SHORT EXERCISE: Search the material below for the string "снять" and list each line that holds it.

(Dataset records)
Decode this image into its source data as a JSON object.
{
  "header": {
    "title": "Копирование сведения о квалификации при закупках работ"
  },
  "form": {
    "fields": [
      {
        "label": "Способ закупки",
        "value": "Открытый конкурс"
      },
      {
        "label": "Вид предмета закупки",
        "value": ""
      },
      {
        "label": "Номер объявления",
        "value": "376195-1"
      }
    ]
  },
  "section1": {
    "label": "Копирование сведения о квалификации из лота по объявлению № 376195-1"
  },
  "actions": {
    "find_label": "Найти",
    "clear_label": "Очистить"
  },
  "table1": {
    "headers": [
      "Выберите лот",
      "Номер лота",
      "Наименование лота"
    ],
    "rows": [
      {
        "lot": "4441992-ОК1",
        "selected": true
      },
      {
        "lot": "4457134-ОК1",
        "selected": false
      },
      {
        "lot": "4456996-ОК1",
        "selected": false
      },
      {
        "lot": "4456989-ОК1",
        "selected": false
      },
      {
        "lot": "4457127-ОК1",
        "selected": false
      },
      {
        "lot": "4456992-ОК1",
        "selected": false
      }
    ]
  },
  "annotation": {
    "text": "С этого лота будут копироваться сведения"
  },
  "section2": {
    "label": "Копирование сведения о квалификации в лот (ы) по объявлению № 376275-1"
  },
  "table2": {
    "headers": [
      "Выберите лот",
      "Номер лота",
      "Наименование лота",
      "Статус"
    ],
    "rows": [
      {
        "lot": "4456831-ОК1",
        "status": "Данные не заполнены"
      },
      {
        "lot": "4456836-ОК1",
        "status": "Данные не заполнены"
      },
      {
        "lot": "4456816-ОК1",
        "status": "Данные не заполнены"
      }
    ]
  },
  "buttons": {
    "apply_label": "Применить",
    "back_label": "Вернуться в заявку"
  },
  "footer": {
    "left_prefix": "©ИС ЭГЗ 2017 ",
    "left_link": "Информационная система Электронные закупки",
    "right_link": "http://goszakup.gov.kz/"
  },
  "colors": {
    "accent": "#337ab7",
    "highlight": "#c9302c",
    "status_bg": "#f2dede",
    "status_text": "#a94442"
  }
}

==

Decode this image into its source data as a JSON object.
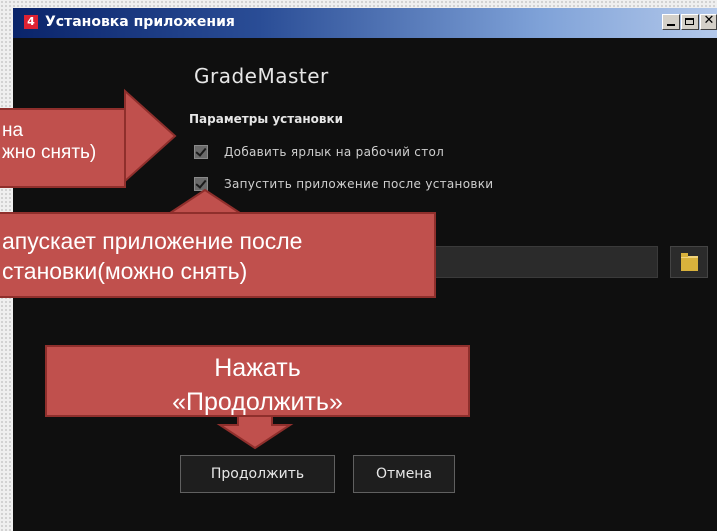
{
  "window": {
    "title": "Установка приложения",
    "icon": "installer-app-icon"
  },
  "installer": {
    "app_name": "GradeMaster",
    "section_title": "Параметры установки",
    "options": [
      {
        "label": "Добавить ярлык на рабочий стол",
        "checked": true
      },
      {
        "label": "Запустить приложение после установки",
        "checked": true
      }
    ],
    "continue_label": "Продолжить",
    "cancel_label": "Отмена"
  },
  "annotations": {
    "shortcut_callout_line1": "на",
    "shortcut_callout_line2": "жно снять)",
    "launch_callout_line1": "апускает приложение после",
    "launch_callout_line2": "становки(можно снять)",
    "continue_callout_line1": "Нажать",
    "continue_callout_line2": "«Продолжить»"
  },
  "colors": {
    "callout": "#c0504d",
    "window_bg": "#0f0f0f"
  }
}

TASK RESULT:
    "shortcut_callout_line2": "жно снять)",
    "launch_callout_line2": "становки(можно снять)",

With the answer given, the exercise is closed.